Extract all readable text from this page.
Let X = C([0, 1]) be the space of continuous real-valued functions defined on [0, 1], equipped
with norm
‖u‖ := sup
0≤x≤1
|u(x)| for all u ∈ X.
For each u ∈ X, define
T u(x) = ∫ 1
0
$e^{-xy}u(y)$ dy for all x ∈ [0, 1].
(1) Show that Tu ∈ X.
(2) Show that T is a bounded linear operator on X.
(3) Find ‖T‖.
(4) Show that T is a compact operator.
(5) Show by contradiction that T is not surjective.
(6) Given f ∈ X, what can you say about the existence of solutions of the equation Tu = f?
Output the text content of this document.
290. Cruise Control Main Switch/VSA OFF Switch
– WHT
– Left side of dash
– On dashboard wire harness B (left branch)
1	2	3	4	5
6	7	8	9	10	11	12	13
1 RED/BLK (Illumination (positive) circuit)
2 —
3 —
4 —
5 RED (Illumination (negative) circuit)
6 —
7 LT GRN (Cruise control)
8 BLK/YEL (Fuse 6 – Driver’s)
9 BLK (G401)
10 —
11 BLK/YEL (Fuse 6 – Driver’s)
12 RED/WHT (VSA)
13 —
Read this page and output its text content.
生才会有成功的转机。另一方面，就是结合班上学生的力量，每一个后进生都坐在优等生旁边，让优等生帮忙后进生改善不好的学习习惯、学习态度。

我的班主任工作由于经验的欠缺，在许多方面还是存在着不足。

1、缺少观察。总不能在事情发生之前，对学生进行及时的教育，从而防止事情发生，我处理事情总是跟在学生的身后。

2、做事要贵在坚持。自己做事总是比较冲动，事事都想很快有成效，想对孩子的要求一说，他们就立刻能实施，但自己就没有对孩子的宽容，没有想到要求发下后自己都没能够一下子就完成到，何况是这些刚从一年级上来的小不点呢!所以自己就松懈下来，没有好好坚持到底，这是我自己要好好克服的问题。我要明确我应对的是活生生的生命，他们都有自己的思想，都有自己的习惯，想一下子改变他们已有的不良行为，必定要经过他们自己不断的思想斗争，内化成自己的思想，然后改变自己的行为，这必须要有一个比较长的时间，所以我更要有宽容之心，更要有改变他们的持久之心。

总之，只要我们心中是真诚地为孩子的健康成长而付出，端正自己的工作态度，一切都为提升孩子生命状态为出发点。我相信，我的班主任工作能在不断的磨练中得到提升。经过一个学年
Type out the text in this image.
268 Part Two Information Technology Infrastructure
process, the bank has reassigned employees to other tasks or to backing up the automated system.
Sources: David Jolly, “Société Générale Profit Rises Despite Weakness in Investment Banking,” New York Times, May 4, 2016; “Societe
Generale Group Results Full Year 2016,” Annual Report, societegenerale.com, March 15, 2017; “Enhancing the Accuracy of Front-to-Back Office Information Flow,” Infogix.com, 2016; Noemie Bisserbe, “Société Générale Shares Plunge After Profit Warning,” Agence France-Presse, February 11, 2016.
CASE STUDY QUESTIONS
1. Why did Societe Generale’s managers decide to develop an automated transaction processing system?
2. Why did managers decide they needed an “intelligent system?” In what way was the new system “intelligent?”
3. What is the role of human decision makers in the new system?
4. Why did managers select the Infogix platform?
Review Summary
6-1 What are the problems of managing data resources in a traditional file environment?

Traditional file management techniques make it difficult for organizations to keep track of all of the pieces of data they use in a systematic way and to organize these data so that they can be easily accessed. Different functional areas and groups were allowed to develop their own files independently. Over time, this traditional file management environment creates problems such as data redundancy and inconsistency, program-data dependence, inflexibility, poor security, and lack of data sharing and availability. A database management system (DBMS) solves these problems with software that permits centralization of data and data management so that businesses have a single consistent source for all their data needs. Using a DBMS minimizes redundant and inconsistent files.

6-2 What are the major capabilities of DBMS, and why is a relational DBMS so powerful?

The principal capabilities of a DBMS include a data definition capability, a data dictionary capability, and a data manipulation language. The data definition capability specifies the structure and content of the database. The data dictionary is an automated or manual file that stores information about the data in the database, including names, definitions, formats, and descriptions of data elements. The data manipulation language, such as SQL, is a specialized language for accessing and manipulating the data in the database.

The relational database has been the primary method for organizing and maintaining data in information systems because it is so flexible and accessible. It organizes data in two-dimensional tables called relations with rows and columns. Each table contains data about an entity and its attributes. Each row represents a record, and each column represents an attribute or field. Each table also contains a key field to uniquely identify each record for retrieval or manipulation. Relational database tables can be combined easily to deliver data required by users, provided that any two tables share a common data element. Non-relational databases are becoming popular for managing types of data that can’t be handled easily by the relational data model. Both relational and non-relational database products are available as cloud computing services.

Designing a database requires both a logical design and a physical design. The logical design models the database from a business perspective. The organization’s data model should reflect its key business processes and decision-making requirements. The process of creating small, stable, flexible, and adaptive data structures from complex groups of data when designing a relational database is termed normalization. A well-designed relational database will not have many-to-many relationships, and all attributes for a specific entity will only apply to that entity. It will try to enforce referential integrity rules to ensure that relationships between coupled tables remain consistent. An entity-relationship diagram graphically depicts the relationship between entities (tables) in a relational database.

● **Exercise goal**
Write each line above out exactly.

● **Solution to the problem**
Extract all readable text from this page.
Let X = C([0, 1]) be the space of continuous real-valued functions defined on [0, 1], equipped
with norm
‖u‖ := sup
0≤x≤1
|u(x)| for all u ∈ X.
For each u ∈ X, define
T u(x) = ∫ 1
0
$e^{-xy}u(y)$ dy for all x ∈ [0, 1].
(1) Show that Tu ∈ X.
(2) Show that T is a bounded linear operator on X.
(3) Find ‖T‖.
(4) Show that T is a compact operator.
(5) Show by contradiction that T is not surjective.
(6) Given f ∈ X, what can you say about the existence of solutions of the equation Tu = f?
Output the text content of this document.
290. Cruise Control Main Switch/VSA OFF Switch
– WHT
– Left side of dash
– On dashboard wire harness B (left branch)
1	2	3	4	5
6	7	8	9	10	11	12	13
1 RED/BLK (Illumination (positive) circuit)
2 —
3 —
4 —
5 RED (Illumination (negative) circuit)
6 —
7 LT GRN (Cruise control)
8 BLK/YEL (Fuse 6 – Driver’s)
9 BLK (G401)
10 —
11 BLK/YEL (Fuse 6 – Driver’s)
12 RED/WHT (VSA)
13 —
Read this page and output its text content.
生才会有成功的转机。另一方面，就是结合班上学生的力量，每一个后进生都坐在优等生旁边，让优等生帮忙后进生改善不好的学习习惯、学习态度。

我的班主任工作由于经验的欠缺，在许多方面还是存在着不足。

1、缺少观察。总不能在事情发生之前，对学生进行及时的教育，从而防止事情发生，我处理事情总是跟在学生的身后。

2、做事要贵在坚持。自己做事总是比较冲动，事事都想很快有成效，想对孩子的要求一说，他们就立刻能实施，但自己就没有对孩子的宽容，没有想到要求发下后自己都没能够一下子就完成到，何况是这些刚从一年级上来的小不点呢!所以自己就松懈下来，没有好好坚持到底，这是我自己要好好克服的问题。我要明确我应对的是活生生的生命，他们都有自己的思想，都有自己的习惯，想一下子改变他们已有的不良行为，必定要经过他们自己不断的思想斗争，内化成自己的思想，然后改变自己的行为，这必须要有一个比较长的时间，所以我更要有宽容之心，更要有改变他们的持久之心。

总之，只要我们心中是真诚地为孩子的健康成长而付出，端正自己的工作态度，一切都为提升孩子生命状态为出发点。我相信，我的班主任工作能在不断的磨练中得到提升。经过一个学年
Type out the text in this image.
268 Part Two Information Technology Infrastructure
process, the bank has reassigned employees to other tasks or to backing up the automated system.
Sources: David Jolly, “Société Générale Profit Rises Despite Weakness in Investment Banking,” New York Times, May 4, 2016; “Societe
Generale Group Results Full Year 2016,” Annual Report, societegenerale.com, March 15, 2017; “Enhancing the Accuracy of Front-to-Back Office Information Flow,” Infogix.com, 2016; Noemie Bisserbe, “Société Générale Shares Plunge After Profit Warning,” Agence France-Presse, February 11, 2016.
CASE STUDY QUESTIONS
1. Why did Societe Generale’s managers decide to develop an automated transaction processing system?
2. Why did managers decide they needed an “intelligent system?” In what way was the new system “intelligent?”
3. What is the role of human decision makers in the new system?
4. Why did managers select the Infogix platform?
Review Summary
6-1 What are the problems of managing data resources in a traditional file environment?

Traditional file management techniques make it difficult for organizations to keep track of all of the pieces of data they use in a systematic way and to organize these data so that they can be easily accessed. Different functional areas and groups were allowed to develop their own files independently. Over time, this traditional file management environment creates problems such as data redundancy and inconsistency, program-data dependence, inflexibility, poor security, and lack of data sharing and availability. A database management system (DBMS) solves these problems with software that permits centralization of data and data management so that businesses have a single consistent source for all their data needs. Using a DBMS minimizes redundant and inconsistent files.

6-2 What are the major capabilities of DBMS, and why is a relational DBMS so powerful?

The principal capabilities of a DBMS include a data definition capability, a data dictionary capability, and a data manipulation language. The data definition capability specifies the structure and content of the database. The data dictionary is an automated or manual file that stores information about the data in the database, including names, definitions, formats, and descriptions of data elements. The data manipulation language, such as SQL, is a specialized language for accessing and manipulating the data in the database.

The relational database has been the primary method for organizing and maintaining data in information systems because it is so flexible and accessible. It organizes data in two-dimensional tables called relations with rows and columns. Each table contains data about an entity and its attributes. Each row represents a record, and each column represents an attribute or field. Each table also contains a key field to uniquely identify each record for retrieval or manipulation. Relational database tables can be combined easily to deliver data required by users, provided that any two tables share a common data element. Non-relational databases are becoming popular for managing types of data that can’t be handled easily by the relational data model. Both relational and non-relational database products are available as cloud computing services.

Designing a database requires both a logical design and a physical design. The logical design models the database from a business perspective. The organization’s data model should reflect its key business processes and decision-making requirements. The process of creating small, stable, flexible, and adaptive data structures from complex groups of data when designing a relational database is termed normalization. A well-designed relational database will not have many-to-many relationships, and all attributes for a specific entity will only apply to that entity. It will try to enforce referential integrity rules to ensure that relationships between coupled tables remain consistent. An entity-relationship diagram graphically depicts the relationship between entities (tables) in a relational database.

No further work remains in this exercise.